• **Work to be completed**:
Count how many lines below include the string "dans", and give that number without anything else.

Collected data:
++++++++++

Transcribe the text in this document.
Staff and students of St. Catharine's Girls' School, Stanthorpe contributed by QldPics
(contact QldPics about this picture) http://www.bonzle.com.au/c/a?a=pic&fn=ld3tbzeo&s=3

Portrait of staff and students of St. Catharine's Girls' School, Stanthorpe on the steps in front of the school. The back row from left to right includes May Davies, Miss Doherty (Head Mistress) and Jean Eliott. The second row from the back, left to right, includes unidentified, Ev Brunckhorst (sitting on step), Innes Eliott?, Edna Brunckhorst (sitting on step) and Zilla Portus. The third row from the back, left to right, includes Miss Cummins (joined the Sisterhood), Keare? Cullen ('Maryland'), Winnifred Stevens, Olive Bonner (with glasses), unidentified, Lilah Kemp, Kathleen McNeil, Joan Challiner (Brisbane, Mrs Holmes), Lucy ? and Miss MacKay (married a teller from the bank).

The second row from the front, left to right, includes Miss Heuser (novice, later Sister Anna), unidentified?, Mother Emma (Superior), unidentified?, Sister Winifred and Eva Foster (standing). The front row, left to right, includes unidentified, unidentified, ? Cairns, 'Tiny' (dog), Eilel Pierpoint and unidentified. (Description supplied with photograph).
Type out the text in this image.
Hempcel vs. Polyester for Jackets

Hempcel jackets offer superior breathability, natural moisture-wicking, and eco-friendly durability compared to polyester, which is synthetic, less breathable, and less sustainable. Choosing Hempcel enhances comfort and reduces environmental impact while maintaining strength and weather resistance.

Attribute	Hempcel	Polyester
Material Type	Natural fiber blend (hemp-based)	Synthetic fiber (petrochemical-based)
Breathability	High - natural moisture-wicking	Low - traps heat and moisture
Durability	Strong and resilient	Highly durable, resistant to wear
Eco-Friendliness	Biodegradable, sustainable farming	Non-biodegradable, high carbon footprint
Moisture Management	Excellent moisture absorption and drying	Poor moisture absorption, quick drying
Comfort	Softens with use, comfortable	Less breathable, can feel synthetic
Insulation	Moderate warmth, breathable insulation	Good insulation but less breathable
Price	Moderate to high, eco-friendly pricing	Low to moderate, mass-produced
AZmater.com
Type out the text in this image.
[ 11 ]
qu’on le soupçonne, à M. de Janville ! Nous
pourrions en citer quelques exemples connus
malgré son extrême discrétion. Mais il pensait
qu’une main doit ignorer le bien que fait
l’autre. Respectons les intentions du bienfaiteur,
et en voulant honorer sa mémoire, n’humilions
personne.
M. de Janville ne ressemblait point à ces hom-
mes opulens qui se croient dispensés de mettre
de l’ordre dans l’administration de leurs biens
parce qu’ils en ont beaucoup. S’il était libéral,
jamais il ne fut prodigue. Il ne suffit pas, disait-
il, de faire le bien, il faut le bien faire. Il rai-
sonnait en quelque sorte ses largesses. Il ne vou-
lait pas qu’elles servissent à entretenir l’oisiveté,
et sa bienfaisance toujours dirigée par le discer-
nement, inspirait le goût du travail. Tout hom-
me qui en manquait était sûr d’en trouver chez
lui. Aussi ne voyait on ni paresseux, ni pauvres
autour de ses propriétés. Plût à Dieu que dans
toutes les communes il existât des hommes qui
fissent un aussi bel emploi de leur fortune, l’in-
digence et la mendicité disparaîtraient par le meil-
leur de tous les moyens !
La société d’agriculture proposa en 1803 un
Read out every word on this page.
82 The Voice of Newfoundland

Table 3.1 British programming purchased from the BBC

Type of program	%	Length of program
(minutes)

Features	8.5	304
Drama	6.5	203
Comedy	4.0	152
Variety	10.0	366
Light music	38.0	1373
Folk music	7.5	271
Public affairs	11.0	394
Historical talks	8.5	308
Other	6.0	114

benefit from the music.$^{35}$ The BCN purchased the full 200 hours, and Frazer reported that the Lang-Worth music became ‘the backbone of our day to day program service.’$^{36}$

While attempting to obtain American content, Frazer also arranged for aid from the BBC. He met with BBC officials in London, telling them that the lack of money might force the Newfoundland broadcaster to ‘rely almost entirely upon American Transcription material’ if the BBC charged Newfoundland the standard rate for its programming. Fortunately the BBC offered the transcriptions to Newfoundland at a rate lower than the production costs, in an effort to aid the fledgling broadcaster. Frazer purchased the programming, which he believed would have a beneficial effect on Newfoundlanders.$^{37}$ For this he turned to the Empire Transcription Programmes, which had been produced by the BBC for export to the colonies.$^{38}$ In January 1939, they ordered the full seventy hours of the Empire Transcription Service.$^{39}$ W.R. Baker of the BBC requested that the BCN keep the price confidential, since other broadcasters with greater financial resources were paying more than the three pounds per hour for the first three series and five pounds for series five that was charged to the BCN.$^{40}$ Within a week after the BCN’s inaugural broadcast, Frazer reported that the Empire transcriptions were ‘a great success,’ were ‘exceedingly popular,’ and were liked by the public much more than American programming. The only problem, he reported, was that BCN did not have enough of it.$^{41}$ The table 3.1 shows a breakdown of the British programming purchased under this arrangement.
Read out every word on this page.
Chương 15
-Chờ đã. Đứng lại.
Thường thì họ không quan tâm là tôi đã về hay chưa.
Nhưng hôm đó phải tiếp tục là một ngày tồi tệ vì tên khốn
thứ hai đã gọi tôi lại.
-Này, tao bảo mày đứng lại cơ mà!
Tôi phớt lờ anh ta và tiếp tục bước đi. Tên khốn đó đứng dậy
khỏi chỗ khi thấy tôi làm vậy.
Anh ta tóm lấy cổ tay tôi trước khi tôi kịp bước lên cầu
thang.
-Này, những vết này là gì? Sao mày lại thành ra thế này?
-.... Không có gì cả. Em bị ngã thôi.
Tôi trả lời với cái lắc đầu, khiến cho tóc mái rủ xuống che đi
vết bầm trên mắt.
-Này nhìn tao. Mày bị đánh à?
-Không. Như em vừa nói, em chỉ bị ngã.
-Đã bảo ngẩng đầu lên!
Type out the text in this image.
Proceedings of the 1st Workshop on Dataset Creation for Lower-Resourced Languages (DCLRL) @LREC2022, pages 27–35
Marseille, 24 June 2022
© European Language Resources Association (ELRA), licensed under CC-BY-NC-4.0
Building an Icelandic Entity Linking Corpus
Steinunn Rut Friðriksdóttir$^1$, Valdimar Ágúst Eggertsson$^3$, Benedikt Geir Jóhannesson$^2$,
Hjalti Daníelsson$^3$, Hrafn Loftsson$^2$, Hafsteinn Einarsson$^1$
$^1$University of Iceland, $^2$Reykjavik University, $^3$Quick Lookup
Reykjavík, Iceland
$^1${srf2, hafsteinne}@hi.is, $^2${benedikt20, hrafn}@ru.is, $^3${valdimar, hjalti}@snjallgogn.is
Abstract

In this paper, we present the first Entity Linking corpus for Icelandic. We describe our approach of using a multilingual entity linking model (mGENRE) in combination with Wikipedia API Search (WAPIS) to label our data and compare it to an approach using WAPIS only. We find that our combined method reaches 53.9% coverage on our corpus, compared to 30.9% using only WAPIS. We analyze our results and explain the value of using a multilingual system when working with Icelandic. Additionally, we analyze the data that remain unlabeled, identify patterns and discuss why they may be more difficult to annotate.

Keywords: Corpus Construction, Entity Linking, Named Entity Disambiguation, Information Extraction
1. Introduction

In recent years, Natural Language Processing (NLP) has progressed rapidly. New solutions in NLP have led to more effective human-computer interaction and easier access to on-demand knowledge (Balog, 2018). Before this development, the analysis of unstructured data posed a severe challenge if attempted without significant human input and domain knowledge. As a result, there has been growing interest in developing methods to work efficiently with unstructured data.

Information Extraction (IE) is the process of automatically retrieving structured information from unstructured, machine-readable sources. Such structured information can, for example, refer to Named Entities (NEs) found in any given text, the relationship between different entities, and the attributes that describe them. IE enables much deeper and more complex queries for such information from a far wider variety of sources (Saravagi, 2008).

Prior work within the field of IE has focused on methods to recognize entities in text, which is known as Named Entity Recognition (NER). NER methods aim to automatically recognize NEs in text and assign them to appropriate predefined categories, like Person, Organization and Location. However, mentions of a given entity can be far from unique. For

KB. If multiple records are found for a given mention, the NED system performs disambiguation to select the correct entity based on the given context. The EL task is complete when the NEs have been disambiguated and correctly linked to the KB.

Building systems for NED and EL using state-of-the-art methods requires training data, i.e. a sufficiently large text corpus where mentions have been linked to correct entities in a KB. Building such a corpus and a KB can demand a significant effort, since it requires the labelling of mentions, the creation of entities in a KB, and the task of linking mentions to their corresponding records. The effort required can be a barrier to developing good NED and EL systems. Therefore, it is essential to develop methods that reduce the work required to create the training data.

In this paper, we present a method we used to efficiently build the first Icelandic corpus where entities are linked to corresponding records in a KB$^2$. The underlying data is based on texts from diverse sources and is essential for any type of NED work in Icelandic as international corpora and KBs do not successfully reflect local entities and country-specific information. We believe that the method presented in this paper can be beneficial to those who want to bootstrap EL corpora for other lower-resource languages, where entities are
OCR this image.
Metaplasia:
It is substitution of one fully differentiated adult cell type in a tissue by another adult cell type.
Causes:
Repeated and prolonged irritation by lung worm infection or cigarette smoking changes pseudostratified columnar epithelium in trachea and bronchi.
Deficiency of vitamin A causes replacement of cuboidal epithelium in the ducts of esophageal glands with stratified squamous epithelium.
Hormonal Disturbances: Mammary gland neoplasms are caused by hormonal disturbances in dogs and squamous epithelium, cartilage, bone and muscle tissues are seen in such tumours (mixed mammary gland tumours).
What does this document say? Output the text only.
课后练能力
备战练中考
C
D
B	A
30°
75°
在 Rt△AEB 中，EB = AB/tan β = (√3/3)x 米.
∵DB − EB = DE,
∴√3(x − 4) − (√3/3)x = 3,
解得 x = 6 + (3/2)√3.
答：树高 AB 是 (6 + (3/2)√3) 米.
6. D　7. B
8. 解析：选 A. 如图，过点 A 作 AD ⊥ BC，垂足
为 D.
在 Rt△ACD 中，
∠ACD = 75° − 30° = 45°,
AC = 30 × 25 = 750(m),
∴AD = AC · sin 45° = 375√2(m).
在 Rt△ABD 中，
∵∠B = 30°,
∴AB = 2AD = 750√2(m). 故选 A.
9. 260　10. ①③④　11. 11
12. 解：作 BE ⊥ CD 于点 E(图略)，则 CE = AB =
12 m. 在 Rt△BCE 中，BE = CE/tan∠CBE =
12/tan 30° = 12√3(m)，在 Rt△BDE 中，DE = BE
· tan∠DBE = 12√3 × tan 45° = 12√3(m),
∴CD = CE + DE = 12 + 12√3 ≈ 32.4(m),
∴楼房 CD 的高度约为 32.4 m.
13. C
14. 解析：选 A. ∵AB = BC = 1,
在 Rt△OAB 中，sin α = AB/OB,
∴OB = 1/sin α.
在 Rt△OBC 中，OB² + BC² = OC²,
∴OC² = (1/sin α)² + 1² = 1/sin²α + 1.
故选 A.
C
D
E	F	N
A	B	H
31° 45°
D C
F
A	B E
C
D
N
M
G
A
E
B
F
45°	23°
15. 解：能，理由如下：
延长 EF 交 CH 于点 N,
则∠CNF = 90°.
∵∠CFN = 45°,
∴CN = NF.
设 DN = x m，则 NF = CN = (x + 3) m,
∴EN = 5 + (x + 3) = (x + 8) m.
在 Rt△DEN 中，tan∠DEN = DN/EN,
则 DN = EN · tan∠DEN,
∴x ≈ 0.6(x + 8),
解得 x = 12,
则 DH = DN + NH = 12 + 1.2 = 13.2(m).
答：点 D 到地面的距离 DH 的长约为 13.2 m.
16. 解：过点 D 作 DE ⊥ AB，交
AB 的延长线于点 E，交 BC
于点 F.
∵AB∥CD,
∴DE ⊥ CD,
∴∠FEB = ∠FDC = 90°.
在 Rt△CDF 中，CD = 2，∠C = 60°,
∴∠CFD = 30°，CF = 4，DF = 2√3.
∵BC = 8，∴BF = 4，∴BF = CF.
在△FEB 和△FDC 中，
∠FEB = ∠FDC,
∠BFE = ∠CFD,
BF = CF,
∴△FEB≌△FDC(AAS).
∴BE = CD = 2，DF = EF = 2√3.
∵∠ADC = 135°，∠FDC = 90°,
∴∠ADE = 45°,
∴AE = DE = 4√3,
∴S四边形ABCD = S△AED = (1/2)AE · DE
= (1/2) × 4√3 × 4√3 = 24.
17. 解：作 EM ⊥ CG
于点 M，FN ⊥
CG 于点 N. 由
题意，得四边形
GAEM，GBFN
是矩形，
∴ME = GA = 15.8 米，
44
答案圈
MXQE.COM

++++++++++

• **Correct output**:
2